In the data below, find every line with the string "MANIKCHAK" and pull it out.

§ **TASK INPUTS**
======

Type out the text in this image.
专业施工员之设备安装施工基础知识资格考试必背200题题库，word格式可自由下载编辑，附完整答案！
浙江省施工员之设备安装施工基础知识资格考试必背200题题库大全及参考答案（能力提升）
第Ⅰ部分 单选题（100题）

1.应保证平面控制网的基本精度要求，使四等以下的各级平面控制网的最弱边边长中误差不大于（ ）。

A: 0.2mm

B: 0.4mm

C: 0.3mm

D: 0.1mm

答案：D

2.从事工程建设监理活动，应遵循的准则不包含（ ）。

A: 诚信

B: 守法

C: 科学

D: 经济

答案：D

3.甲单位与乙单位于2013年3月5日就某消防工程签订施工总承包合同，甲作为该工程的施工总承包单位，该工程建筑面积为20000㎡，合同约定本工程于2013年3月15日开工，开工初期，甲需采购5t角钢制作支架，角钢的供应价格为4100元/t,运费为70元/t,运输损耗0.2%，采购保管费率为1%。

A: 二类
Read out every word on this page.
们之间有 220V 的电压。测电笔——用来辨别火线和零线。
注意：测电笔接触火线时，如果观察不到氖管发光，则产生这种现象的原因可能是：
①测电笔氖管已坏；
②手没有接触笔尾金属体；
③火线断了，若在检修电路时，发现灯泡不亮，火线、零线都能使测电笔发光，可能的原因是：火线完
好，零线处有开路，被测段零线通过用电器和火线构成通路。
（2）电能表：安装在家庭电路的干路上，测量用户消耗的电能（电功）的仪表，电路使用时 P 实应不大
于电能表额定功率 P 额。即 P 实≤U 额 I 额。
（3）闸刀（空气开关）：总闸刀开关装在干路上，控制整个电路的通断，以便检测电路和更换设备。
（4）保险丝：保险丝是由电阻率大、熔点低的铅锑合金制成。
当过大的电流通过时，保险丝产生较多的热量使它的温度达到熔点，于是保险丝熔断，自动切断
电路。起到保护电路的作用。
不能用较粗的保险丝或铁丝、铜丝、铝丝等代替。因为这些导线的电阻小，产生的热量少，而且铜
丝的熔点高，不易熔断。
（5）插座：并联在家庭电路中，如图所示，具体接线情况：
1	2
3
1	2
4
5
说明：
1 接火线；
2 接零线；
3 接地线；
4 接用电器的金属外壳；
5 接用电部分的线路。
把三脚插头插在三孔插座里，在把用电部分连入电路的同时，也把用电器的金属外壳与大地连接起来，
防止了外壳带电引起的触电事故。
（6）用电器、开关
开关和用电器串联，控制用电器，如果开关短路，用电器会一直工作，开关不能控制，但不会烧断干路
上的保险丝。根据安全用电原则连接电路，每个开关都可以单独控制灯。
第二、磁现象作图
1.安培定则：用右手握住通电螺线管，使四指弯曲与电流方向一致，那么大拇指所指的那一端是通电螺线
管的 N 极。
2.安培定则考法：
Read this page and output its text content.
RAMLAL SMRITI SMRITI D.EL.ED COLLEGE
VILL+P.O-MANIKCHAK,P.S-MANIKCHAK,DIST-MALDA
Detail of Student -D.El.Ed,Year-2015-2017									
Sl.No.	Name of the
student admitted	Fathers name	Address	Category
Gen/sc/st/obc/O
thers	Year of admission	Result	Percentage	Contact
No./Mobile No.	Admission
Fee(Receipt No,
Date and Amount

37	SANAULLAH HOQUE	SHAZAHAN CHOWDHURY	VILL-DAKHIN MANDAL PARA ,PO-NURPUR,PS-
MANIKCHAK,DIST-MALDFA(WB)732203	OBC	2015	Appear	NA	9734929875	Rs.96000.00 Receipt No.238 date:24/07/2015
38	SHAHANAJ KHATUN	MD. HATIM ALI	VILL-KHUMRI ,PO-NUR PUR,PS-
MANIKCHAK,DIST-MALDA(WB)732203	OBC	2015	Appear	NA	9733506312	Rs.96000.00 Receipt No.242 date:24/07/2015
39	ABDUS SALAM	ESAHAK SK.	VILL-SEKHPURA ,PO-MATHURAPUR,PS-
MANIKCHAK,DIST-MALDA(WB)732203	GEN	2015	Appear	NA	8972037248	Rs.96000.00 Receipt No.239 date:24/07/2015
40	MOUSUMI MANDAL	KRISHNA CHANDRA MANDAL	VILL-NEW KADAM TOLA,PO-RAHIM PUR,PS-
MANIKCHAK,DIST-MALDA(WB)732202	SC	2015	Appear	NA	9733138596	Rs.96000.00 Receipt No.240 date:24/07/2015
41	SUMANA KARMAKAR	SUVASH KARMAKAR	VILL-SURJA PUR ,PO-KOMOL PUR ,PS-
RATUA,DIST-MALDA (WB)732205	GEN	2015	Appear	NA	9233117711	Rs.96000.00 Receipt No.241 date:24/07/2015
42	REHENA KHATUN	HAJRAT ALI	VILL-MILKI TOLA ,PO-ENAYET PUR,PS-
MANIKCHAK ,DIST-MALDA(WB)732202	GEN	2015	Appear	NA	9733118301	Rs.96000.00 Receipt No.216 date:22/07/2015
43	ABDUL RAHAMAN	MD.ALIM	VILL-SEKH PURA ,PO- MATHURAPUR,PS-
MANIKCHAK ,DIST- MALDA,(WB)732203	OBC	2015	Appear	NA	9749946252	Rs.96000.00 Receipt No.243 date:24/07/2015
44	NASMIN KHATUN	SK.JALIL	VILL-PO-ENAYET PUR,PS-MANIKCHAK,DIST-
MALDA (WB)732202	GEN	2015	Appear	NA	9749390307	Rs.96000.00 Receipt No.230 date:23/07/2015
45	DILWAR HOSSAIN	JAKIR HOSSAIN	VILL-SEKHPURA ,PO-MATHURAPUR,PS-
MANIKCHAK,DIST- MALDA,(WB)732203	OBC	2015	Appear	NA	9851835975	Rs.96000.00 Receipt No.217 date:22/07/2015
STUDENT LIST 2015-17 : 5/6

======

§ **EXERCISE SOLUTION**
VILL+P.O-MANIKCHAK,P.S-MANIKCHAK,DIST-MALDA
MANIKCHAK,DIST-MALDFA(WB)732203	OBC	2015	Appear	NA	9734929875	Rs.96000.00 Receipt No.238 date:24/07/2015
MANIKCHAK,DIST-MALDA(WB)732203	OBC	2015	Appear	NA	9733506312	Rs.96000.00 Receipt No.242 date:24/07/2015
MANIKCHAK,DIST-MALDA(WB)732203	GEN	2015	Appear	NA	8972037248	Rs.96000.00 Receipt No.239 date:24/07/2015
MANIKCHAK,DIST-MALDA(WB)732202	SC	2015	Appear	NA	9733138596	Rs.96000.00 Receipt No.240 date:24/07/2015
MANIKCHAK ,DIST-MALDA(WB)732202	GEN	2015	Appear	NA	9733118301	Rs.96000.00 Receipt No.216 date:22/07/2015
MANIKCHAK ,DIST- MALDA,(WB)732203	OBC	2015	Appear	NA	9749946252	Rs.96000.00 Receipt No.243 date:24/07/2015
44	NASMIN KHATUN	SK.JALIL	VILL-PO-ENAYET PUR,PS-MANIKCHAK,DIST-
MANIKCHAK,DIST- MALDA,(WB)732203	OBC	2015	Appear	NA	9851835975	Rs.96000.00 Receipt No.217 date:22/07/2015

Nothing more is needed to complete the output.